++++ Dataset excerpts ++++

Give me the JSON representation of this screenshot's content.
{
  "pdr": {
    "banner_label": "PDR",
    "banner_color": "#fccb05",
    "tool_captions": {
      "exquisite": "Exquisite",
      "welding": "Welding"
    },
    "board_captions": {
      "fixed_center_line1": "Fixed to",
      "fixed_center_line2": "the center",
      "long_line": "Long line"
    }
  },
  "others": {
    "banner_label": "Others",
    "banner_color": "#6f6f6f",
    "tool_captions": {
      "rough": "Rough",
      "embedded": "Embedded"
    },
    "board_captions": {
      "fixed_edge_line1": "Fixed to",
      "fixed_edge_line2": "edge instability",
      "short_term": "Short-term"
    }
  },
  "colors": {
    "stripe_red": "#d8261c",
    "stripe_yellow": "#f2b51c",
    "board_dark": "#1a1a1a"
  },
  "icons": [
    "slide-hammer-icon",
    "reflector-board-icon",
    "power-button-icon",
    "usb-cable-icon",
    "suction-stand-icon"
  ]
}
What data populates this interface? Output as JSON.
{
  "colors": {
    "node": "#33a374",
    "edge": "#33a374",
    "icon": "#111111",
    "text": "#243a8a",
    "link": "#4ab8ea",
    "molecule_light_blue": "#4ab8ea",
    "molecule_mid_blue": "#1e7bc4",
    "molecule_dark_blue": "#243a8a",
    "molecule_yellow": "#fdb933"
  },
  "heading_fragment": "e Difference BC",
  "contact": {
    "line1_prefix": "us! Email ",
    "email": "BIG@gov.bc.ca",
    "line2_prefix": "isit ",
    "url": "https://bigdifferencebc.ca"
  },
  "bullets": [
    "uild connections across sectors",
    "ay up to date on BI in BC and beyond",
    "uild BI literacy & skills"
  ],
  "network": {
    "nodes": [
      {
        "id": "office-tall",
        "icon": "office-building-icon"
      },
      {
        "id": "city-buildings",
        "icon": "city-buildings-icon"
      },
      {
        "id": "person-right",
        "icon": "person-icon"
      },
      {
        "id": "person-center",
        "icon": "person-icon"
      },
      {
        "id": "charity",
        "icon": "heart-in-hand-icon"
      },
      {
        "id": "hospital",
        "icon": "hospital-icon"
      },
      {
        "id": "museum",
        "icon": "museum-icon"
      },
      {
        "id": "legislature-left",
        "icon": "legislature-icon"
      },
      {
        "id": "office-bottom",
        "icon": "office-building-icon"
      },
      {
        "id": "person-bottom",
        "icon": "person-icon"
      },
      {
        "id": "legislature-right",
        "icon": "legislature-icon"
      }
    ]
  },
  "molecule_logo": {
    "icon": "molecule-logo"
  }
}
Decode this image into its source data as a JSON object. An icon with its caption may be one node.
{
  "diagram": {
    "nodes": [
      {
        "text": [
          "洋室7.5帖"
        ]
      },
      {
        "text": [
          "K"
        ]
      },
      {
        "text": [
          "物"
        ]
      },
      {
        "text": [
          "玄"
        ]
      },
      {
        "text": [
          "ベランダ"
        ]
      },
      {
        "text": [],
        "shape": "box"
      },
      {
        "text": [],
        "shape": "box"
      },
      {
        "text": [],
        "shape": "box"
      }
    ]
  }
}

++++

● **Work instructions**
Restate the records, all of them, precisely as written.

● **Correct result**
Give me the JSON representation of this screenshot's content.
{
  "pdr": {
    "banner_label": "PDR",
    "banner_color": "#fccb05",
    "tool_captions": {
      "exquisite": "Exquisite",
      "welding": "Welding"
    },
    "board_captions": {
      "fixed_center_line1": "Fixed to",
      "fixed_center_line2": "the center",
      "long_line": "Long line"
    }
  },
  "others": {
    "banner_label": "Others",
    "banner_color": "#6f6f6f",
    "tool_captions": {
      "rough": "Rough",
      "embedded": "Embedded"
    },
    "board_captions": {
      "fixed_edge_line1": "Fixed to",
      "fixed_edge_line2": "edge instability",
      "short_term": "Short-term"
    }
  },
  "colors": {
    "stripe_red": "#d8261c",
    "stripe_yellow": "#f2b51c",
    "board_dark": "#1a1a1a"
  },
  "icons": [
    "slide-hammer-icon",
    "reflector-board-icon",
    "power-button-icon",
    "usb-cable-icon",
    "suction-stand-icon"
  ]
}
What data populates this interface? Output as JSON.
{
  "colors": {
    "node": "#33a374",
    "edge": "#33a374",
    "icon": "#111111",
    "text": "#243a8a",
    "link": "#4ab8ea",
    "molecule_light_blue": "#4ab8ea",
    "molecule_mid_blue": "#1e7bc4",
    "molecule_dark_blue": "#243a8a",
    "molecule_yellow": "#fdb933"
  },
  "heading_fragment": "e Difference BC",
  "contact": {
    "line1_prefix": "us! Email ",
    "email": "BIG@gov.bc.ca",
    "line2_prefix": "isit ",
    "url": "https://bigdifferencebc.ca"
  },
  "bullets": [
    "uild connections across sectors",
    "ay up to date on BI in BC and beyond",
    "uild BI literacy & skills"
  ],
  "network": {
    "nodes": [
      {
        "id": "office-tall",
        "icon": "office-building-icon"
      },
      {
        "id": "city-buildings",
        "icon": "city-buildings-icon"
      },
      {
        "id": "person-right",
        "icon": "person-icon"
      },
      {
        "id": "person-center",
        "icon": "person-icon"
      },
      {
        "id": "charity",
        "icon": "heart-in-hand-icon"
      },
      {
        "id": "hospital",
        "icon": "hospital-icon"
      },
      {
        "id": "museum",
        "icon": "museum-icon"
      },
      {
        "id": "legislature-left",
        "icon": "legislature-icon"
      },
      {
        "id": "office-bottom",
        "icon": "office-building-icon"
      },
      {
        "id": "person-bottom",
        "icon": "person-icon"
      },
      {
        "id": "legislature-right",
        "icon": "legislature-icon"
      }
    ]
  },
  "molecule_logo": {
    "icon": "molecule-logo"
  }
}
Decode this image into its source data as a JSON object. An icon with its caption may be one node.
{
  "diagram": {
    "nodes": [
      {
        "text": [
          "洋室7.5帖"
        ]
      },
      {
        "text": [
          "K"
        ]
      },
      {
        "text": [
          "物"
        ]
      },
      {
        "text": [
          "玄"
        ]
      },
      {
        "text": [
          "ベランダ"
        ]
      },
      {
        "text": [],
        "shape": "box"
      },
      {
        "text": [],
        "shape": "box"
      },
      {
        "text": [],
        "shape": "box"
      }
    ]
  }
}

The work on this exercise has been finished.